___ Given data
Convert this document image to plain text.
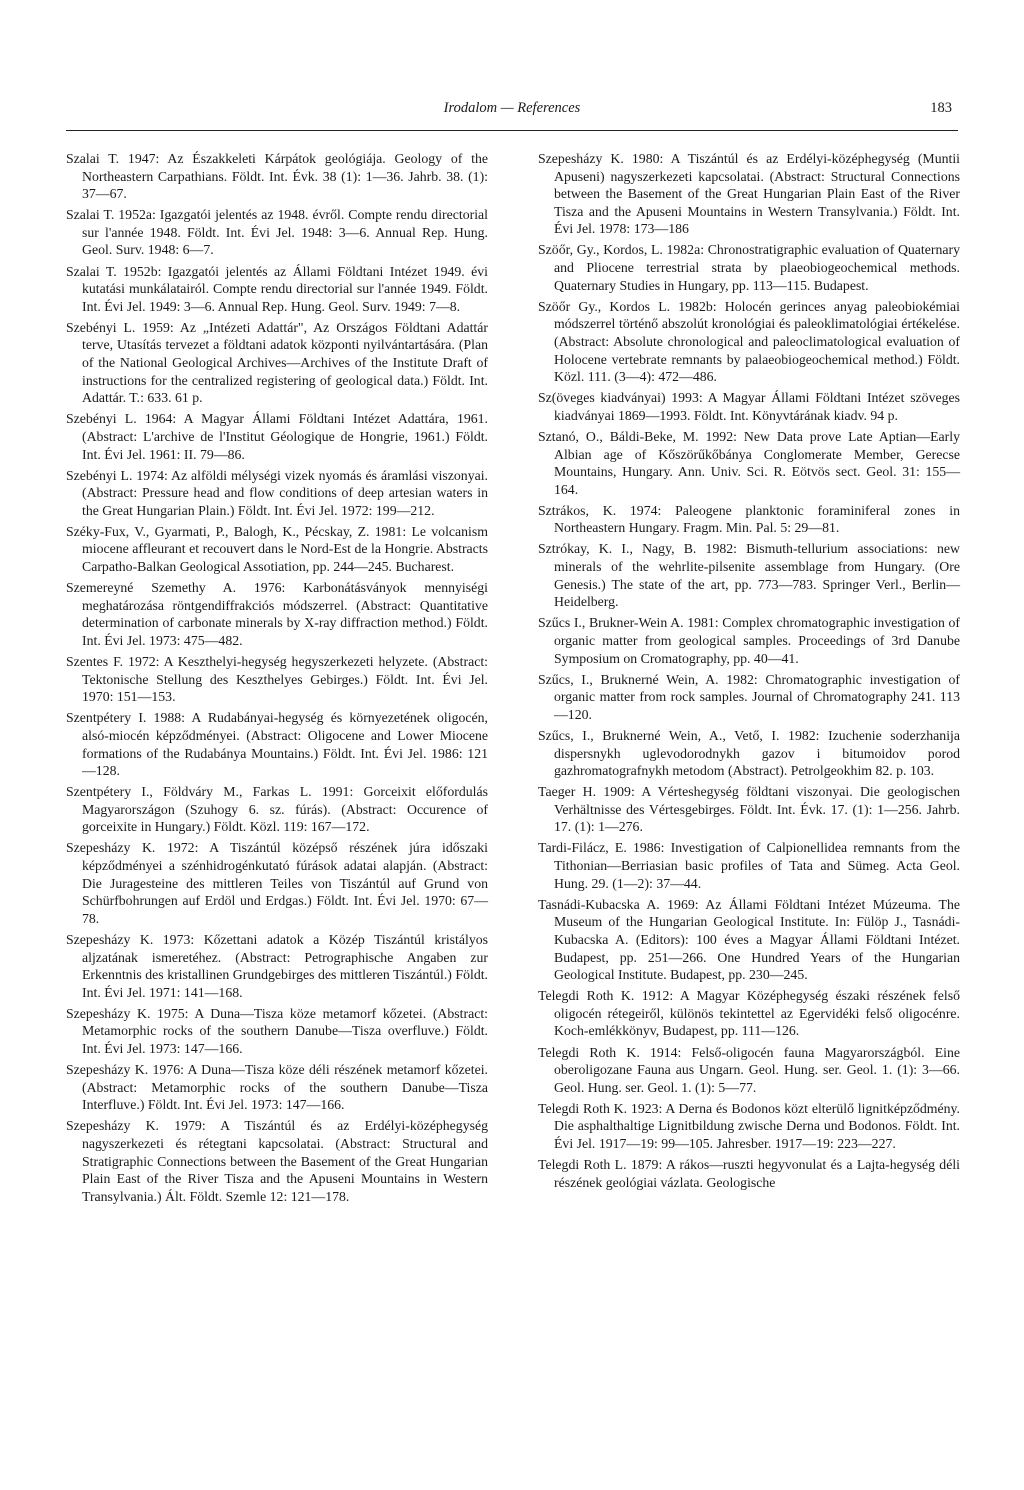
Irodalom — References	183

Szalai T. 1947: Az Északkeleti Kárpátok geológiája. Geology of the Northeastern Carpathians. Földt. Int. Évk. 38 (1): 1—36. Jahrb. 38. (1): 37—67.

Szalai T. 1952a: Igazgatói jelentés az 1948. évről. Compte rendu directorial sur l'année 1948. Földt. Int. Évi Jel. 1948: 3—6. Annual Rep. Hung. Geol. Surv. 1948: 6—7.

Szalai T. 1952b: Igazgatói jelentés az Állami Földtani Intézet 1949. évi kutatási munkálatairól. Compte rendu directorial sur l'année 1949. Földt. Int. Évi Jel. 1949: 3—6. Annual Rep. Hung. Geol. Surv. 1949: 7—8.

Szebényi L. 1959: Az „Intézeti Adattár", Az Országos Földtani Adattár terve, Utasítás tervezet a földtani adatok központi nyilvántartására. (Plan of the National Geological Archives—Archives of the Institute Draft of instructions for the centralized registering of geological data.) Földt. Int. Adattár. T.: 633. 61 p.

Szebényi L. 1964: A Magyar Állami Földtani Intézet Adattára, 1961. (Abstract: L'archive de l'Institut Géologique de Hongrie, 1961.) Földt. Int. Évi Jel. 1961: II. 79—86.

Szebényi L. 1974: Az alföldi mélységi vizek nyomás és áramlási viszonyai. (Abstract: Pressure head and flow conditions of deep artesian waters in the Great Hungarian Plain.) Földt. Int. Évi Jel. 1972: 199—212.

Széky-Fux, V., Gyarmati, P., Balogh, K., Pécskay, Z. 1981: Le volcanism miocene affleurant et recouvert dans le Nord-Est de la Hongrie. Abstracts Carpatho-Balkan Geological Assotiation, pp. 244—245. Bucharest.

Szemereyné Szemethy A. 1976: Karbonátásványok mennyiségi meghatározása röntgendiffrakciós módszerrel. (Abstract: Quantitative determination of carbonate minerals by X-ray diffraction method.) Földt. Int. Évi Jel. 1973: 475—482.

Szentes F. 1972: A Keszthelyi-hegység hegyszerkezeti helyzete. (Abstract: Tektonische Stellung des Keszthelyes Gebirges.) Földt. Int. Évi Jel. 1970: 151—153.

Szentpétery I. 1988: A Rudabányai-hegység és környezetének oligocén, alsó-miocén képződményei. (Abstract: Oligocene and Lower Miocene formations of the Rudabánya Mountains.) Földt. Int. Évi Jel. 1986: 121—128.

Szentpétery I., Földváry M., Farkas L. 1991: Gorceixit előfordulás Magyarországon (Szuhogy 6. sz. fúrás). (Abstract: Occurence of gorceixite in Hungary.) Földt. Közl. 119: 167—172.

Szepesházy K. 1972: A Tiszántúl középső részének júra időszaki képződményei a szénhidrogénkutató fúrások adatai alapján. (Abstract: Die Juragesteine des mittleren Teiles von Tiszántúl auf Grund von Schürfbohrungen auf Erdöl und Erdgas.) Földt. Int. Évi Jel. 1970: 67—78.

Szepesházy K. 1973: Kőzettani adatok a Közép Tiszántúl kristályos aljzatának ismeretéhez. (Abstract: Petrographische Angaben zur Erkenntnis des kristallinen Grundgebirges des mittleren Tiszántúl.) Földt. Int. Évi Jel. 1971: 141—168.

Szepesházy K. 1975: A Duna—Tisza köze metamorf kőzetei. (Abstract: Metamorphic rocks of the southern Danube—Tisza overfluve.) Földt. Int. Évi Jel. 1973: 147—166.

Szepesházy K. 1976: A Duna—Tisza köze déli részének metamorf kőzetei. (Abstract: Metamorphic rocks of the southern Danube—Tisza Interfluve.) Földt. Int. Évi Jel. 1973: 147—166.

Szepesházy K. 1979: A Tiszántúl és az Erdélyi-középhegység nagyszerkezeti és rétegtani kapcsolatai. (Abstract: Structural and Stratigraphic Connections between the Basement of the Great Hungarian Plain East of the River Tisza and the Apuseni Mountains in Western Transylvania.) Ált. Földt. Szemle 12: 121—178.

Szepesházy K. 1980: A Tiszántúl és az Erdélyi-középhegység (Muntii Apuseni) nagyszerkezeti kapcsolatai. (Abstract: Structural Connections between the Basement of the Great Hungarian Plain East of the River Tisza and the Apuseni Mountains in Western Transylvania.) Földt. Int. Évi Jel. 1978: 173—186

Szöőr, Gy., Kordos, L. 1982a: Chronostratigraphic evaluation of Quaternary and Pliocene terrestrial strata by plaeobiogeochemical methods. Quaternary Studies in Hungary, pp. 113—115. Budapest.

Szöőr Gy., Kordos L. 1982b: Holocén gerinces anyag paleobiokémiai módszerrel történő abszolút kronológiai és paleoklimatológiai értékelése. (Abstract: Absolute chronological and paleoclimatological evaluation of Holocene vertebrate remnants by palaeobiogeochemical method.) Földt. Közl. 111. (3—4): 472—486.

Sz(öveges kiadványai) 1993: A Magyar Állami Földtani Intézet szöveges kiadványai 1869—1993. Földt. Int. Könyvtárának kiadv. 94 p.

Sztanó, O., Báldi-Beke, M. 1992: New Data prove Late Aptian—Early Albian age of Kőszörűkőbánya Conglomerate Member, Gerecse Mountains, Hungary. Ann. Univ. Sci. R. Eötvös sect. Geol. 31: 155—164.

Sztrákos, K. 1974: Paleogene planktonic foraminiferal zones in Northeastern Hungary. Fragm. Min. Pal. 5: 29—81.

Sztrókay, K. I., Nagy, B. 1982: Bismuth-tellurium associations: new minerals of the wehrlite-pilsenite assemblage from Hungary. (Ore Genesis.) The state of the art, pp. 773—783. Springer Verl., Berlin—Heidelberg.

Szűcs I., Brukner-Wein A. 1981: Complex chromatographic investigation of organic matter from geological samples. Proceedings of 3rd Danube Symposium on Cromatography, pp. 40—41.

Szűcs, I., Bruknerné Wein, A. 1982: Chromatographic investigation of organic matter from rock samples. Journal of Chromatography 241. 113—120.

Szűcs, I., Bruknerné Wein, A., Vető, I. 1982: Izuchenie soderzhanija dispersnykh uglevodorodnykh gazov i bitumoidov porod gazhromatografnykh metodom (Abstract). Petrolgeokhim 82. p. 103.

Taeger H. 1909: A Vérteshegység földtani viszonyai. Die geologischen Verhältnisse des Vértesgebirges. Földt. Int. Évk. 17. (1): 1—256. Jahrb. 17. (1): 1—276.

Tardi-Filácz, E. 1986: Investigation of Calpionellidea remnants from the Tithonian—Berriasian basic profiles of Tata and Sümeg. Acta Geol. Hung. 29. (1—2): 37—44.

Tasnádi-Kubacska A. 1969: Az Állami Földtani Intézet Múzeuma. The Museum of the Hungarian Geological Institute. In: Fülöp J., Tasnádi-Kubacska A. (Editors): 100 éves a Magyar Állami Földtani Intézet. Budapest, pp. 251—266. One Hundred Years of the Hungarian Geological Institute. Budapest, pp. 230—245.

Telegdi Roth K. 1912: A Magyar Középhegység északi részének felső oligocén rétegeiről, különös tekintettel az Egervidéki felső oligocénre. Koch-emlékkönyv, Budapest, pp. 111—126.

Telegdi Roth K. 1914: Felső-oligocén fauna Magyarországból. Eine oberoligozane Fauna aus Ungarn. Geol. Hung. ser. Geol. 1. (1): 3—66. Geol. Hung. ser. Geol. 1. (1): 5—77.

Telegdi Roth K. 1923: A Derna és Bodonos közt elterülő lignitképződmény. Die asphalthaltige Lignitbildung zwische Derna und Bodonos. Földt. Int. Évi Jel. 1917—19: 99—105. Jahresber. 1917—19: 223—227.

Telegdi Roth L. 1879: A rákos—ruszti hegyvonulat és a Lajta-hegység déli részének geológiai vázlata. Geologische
______
___ Given data
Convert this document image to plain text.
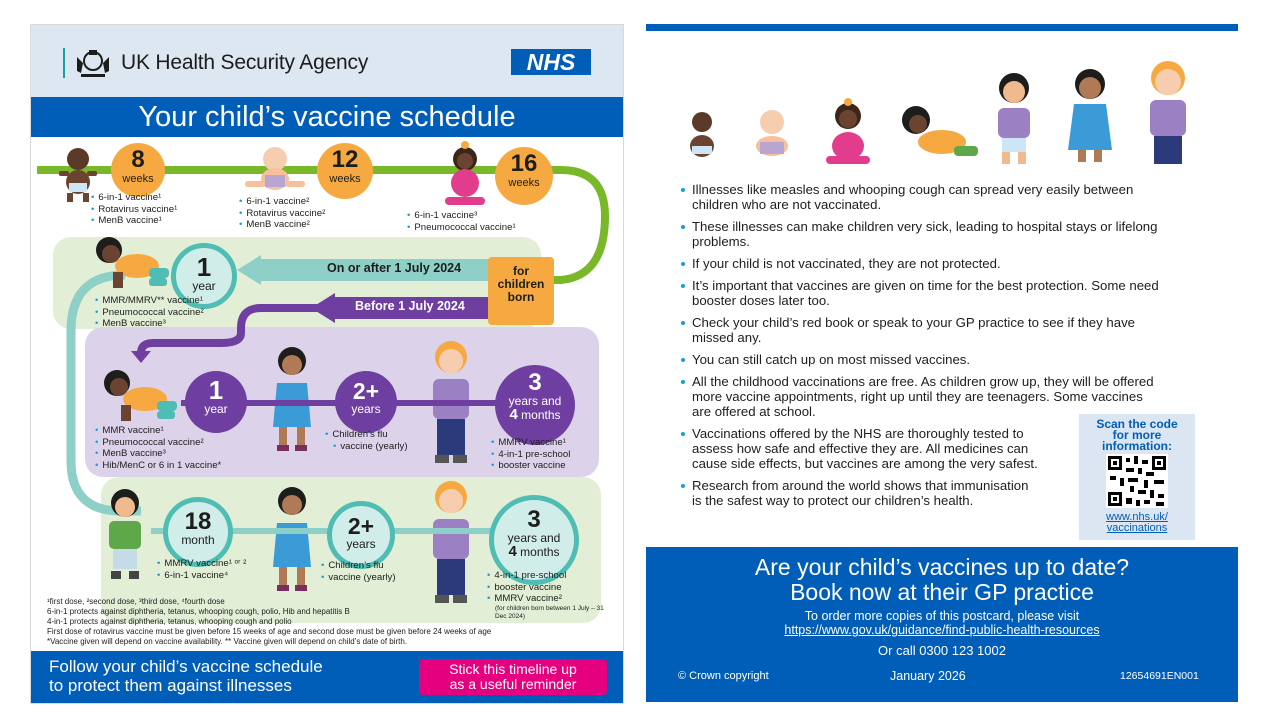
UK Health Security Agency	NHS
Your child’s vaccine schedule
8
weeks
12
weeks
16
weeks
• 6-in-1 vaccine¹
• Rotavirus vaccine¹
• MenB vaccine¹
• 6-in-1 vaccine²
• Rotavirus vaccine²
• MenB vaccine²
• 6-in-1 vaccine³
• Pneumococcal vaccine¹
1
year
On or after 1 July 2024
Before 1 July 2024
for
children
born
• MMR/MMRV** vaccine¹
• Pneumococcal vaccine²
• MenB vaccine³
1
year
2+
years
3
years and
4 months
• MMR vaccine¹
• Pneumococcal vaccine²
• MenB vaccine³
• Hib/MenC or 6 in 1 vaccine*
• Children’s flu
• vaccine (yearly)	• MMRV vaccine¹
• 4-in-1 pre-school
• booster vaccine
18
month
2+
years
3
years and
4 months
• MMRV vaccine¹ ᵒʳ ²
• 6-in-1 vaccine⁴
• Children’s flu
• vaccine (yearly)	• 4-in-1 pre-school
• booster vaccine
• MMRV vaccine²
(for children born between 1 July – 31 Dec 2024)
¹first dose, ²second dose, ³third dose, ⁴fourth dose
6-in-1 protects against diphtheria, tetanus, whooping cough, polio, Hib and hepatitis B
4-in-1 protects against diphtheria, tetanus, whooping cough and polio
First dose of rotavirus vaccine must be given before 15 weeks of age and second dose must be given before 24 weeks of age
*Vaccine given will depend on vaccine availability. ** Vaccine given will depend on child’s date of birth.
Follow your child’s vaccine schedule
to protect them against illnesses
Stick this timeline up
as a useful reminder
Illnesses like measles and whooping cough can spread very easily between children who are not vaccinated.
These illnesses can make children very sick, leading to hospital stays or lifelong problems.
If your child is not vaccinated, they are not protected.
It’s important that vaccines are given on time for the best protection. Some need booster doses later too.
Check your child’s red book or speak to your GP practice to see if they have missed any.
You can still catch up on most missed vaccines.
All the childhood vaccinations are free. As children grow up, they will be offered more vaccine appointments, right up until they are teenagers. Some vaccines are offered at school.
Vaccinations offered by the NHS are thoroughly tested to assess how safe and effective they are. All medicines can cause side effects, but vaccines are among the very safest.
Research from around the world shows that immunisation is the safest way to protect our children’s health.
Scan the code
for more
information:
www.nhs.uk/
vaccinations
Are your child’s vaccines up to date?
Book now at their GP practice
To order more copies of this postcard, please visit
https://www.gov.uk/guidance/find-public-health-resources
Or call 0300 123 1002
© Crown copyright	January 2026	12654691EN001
______
# Exercise requirements
Look through the records above for the word "that" and state how many lines contain it, giving the number alone.

# Result for this task
2